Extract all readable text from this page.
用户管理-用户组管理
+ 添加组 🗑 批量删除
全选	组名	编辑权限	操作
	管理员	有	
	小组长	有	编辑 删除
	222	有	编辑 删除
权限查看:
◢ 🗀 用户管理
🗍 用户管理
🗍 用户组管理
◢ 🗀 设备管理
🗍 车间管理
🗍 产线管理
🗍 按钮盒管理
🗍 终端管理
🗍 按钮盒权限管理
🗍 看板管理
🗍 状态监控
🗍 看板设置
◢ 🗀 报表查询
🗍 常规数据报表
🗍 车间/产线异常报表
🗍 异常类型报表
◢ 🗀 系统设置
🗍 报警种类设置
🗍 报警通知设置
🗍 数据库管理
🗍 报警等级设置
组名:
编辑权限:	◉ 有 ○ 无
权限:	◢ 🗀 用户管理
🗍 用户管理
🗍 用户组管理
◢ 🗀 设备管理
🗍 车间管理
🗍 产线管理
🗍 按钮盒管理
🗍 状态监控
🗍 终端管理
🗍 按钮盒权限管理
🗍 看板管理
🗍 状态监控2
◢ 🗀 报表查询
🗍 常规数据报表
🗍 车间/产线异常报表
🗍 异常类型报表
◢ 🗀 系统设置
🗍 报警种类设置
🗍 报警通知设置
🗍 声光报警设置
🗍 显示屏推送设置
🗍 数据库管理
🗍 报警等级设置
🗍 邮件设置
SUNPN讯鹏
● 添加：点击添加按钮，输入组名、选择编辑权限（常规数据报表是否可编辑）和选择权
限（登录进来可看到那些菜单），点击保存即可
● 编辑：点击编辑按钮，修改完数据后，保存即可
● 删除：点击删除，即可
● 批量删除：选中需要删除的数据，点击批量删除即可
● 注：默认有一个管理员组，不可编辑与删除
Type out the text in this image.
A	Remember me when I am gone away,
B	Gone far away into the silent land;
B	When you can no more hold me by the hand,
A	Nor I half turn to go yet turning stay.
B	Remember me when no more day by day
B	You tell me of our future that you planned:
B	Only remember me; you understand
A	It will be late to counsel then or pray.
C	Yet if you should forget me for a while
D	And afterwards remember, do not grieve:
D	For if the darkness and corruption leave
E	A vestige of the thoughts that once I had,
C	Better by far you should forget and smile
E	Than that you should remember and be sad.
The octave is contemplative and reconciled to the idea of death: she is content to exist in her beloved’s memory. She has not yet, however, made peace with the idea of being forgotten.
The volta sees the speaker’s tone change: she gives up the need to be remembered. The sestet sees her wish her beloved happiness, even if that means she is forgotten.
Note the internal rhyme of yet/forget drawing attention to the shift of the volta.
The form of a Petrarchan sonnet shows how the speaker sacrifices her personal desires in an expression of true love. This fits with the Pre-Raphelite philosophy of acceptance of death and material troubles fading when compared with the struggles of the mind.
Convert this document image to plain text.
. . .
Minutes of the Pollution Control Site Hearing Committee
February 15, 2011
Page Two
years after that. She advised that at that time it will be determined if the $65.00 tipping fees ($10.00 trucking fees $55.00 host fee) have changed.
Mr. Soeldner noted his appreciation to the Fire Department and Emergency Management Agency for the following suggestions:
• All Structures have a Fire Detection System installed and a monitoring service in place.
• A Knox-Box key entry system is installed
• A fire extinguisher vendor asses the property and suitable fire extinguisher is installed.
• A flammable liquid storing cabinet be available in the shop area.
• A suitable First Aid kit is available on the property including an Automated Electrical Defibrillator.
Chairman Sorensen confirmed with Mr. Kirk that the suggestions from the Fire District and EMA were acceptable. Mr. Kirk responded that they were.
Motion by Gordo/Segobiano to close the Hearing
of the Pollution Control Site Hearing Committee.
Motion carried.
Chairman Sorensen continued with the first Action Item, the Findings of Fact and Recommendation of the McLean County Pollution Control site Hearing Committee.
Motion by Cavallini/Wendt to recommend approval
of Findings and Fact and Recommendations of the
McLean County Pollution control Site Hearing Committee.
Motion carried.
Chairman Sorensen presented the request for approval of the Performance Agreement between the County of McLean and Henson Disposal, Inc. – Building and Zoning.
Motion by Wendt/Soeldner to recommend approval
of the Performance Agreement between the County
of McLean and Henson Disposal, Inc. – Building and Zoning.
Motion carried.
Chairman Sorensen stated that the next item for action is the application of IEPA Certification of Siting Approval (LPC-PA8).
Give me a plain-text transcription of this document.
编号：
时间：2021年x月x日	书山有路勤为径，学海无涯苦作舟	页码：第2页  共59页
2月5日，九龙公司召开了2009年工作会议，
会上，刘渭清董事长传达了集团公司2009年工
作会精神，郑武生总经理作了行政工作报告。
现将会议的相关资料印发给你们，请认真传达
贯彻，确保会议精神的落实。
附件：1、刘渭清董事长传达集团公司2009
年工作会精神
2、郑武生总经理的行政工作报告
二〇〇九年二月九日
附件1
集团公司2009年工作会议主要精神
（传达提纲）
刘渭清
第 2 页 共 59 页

※ ※ ※

# Goal
Report how many lines of the records above contain the word "speaker", and give only that number.

# Task response
2